> [INPUT MATERIAL]
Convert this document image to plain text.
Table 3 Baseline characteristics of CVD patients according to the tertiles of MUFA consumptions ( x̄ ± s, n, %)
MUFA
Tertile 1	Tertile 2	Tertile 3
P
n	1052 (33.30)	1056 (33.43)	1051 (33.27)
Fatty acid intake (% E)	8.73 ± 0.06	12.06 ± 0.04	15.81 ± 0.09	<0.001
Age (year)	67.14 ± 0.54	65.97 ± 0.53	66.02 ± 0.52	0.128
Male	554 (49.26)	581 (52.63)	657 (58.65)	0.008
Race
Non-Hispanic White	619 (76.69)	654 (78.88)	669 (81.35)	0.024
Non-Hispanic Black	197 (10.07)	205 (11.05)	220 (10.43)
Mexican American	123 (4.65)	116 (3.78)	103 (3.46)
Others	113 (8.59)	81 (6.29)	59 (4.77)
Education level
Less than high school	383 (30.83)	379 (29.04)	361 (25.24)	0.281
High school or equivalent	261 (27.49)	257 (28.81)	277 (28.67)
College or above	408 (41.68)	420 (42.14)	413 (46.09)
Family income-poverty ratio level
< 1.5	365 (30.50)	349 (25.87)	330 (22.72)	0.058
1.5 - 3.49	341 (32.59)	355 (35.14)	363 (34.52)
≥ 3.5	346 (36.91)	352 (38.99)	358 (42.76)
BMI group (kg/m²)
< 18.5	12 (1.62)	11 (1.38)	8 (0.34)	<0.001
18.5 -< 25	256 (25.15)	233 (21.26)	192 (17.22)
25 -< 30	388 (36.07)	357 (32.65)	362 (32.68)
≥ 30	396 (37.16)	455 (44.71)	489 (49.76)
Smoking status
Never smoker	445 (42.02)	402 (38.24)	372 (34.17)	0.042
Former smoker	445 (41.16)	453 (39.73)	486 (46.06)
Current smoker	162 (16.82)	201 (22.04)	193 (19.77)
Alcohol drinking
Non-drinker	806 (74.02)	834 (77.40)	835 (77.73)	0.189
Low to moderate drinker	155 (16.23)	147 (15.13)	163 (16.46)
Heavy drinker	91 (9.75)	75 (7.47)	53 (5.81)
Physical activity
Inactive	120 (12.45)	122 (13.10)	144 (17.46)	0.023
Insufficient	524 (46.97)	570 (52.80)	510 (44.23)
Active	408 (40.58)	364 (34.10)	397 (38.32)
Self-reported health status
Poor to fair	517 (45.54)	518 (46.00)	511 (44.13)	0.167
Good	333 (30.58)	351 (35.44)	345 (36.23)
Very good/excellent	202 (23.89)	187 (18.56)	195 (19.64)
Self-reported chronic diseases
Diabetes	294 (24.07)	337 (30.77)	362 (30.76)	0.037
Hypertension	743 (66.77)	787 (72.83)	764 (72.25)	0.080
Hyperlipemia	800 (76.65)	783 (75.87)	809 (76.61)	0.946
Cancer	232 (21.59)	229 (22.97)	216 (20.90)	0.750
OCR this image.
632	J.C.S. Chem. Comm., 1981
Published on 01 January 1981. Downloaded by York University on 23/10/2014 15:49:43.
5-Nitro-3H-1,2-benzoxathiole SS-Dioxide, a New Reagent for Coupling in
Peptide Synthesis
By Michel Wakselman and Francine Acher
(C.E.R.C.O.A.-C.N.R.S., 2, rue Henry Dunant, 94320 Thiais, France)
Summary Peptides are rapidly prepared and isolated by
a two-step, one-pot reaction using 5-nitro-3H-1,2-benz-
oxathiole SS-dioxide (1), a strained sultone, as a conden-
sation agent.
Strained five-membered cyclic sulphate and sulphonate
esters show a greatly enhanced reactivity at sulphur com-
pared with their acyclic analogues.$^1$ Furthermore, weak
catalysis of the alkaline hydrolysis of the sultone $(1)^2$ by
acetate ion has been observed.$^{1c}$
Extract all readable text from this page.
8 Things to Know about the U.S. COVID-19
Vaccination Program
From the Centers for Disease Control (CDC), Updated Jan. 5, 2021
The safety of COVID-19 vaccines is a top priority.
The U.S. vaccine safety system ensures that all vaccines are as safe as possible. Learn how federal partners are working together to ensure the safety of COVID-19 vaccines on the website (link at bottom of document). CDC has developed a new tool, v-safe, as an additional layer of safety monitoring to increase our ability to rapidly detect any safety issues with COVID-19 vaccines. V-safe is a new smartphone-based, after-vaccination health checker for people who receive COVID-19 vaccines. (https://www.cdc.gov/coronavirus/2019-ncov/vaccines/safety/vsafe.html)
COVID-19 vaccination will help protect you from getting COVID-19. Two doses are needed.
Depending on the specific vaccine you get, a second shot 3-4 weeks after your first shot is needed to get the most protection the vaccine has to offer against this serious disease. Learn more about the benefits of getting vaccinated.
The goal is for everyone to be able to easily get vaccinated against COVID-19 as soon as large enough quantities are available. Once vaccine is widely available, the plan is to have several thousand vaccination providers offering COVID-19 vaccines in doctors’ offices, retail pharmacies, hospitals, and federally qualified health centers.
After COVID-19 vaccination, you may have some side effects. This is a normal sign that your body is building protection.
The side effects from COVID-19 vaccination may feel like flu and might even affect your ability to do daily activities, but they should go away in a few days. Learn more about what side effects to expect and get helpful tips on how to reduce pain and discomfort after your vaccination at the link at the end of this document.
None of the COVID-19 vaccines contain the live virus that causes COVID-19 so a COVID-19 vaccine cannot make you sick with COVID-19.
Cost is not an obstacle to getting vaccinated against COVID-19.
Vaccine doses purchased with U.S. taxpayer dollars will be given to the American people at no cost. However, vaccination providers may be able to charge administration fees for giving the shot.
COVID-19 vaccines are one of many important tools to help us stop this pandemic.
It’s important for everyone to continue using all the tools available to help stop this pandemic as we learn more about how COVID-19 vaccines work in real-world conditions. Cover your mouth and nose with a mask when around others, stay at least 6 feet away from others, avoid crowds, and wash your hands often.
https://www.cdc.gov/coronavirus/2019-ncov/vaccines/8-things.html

> [WHAT IS EXPECTED]
Exactly as given, restate all the lines above.

> [COMPLETED EXERCISE]
Convert this document image to plain text.
Table 3 Baseline characteristics of CVD patients according to the tertiles of MUFA consumptions ( x̄ ± s, n, %)
MUFA
Tertile 1	Tertile 2	Tertile 3
P
n	1052 (33.30)	1056 (33.43)	1051 (33.27)
Fatty acid intake (% E)	8.73 ± 0.06	12.06 ± 0.04	15.81 ± 0.09	<0.001
Age (year)	67.14 ± 0.54	65.97 ± 0.53	66.02 ± 0.52	0.128
Male	554 (49.26)	581 (52.63)	657 (58.65)	0.008
Race
Non-Hispanic White	619 (76.69)	654 (78.88)	669 (81.35)	0.024
Non-Hispanic Black	197 (10.07)	205 (11.05)	220 (10.43)
Mexican American	123 (4.65)	116 (3.78)	103 (3.46)
Others	113 (8.59)	81 (6.29)	59 (4.77)
Education level
Less than high school	383 (30.83)	379 (29.04)	361 (25.24)	0.281
High school or equivalent	261 (27.49)	257 (28.81)	277 (28.67)
College or above	408 (41.68)	420 (42.14)	413 (46.09)
Family income-poverty ratio level
< 1.5	365 (30.50)	349 (25.87)	330 (22.72)	0.058
1.5 - 3.49	341 (32.59)	355 (35.14)	363 (34.52)
≥ 3.5	346 (36.91)	352 (38.99)	358 (42.76)
BMI group (kg/m²)
< 18.5	12 (1.62)	11 (1.38)	8 (0.34)	<0.001
18.5 -< 25	256 (25.15)	233 (21.26)	192 (17.22)
25 -< 30	388 (36.07)	357 (32.65)	362 (32.68)
≥ 30	396 (37.16)	455 (44.71)	489 (49.76)
Smoking status
Never smoker	445 (42.02)	402 (38.24)	372 (34.17)	0.042
Former smoker	445 (41.16)	453 (39.73)	486 (46.06)
Current smoker	162 (16.82)	201 (22.04)	193 (19.77)
Alcohol drinking
Non-drinker	806 (74.02)	834 (77.40)	835 (77.73)	0.189
Low to moderate drinker	155 (16.23)	147 (15.13)	163 (16.46)
Heavy drinker	91 (9.75)	75 (7.47)	53 (5.81)
Physical activity
Inactive	120 (12.45)	122 (13.10)	144 (17.46)	0.023
Insufficient	524 (46.97)	570 (52.80)	510 (44.23)
Active	408 (40.58)	364 (34.10)	397 (38.32)
Self-reported health status
Poor to fair	517 (45.54)	518 (46.00)	511 (44.13)	0.167
Good	333 (30.58)	351 (35.44)	345 (36.23)
Very good/excellent	202 (23.89)	187 (18.56)	195 (19.64)
Self-reported chronic diseases
Diabetes	294 (24.07)	337 (30.77)	362 (30.76)	0.037
Hypertension	743 (66.77)	787 (72.83)	764 (72.25)	0.080
Hyperlipemia	800 (76.65)	783 (75.87)	809 (76.61)	0.946
Cancer	232 (21.59)	229 (22.97)	216 (20.90)	0.750
OCR this image.
632	J.C.S. Chem. Comm., 1981
Published on 01 January 1981. Downloaded by York University on 23/10/2014 15:49:43.
5-Nitro-3H-1,2-benzoxathiole SS-Dioxide, a New Reagent for Coupling in
Peptide Synthesis
By Michel Wakselman and Francine Acher
(C.E.R.C.O.A.-C.N.R.S., 2, rue Henry Dunant, 94320 Thiais, France)
Summary Peptides are rapidly prepared and isolated by
a two-step, one-pot reaction using 5-nitro-3H-1,2-benz-
oxathiole SS-dioxide (1), a strained sultone, as a conden-
sation agent.
Strained five-membered cyclic sulphate and sulphonate
esters show a greatly enhanced reactivity at sulphur com-
pared with their acyclic analogues.$^1$ Furthermore, weak
catalysis of the alkaline hydrolysis of the sultone $(1)^2$ by
acetate ion has been observed.$^{1c}$
Extract all readable text from this page.
8 Things to Know about the U.S. COVID-19
Vaccination Program
From the Centers for Disease Control (CDC), Updated Jan. 5, 2021
The safety of COVID-19 vaccines is a top priority.
The U.S. vaccine safety system ensures that all vaccines are as safe as possible. Learn how federal partners are working together to ensure the safety of COVID-19 vaccines on the website (link at bottom of document). CDC has developed a new tool, v-safe, as an additional layer of safety monitoring to increase our ability to rapidly detect any safety issues with COVID-19 vaccines. V-safe is a new smartphone-based, after-vaccination health checker for people who receive COVID-19 vaccines. (https://www.cdc.gov/coronavirus/2019-ncov/vaccines/safety/vsafe.html)
COVID-19 vaccination will help protect you from getting COVID-19. Two doses are needed.
Depending on the specific vaccine you get, a second shot 3-4 weeks after your first shot is needed to get the most protection the vaccine has to offer against this serious disease. Learn more about the benefits of getting vaccinated.
The goal is for everyone to be able to easily get vaccinated against COVID-19 as soon as large enough quantities are available. Once vaccine is widely available, the plan is to have several thousand vaccination providers offering COVID-19 vaccines in doctors’ offices, retail pharmacies, hospitals, and federally qualified health centers.
After COVID-19 vaccination, you may have some side effects. This is a normal sign that your body is building protection.
The side effects from COVID-19 vaccination may feel like flu and might even affect your ability to do daily activities, but they should go away in a few days. Learn more about what side effects to expect and get helpful tips on how to reduce pain and discomfort after your vaccination at the link at the end of this document.
None of the COVID-19 vaccines contain the live virus that causes COVID-19 so a COVID-19 vaccine cannot make you sick with COVID-19.
Cost is not an obstacle to getting vaccinated against COVID-19.
Vaccine doses purchased with U.S. taxpayer dollars will be given to the American people at no cost. However, vaccination providers may be able to charge administration fees for giving the shot.
COVID-19 vaccines are one of many important tools to help us stop this pandemic.
It’s important for everyone to continue using all the tools available to help stop this pandemic as we learn more about how COVID-19 vaccines work in real-world conditions. Cover your mouth and nose with a mask when around others, stay at least 6 feet away from others, avoid crowds, and wash your hands often.
https://www.cdc.gov/coronavirus/2019-ncov/vaccines/8-things.html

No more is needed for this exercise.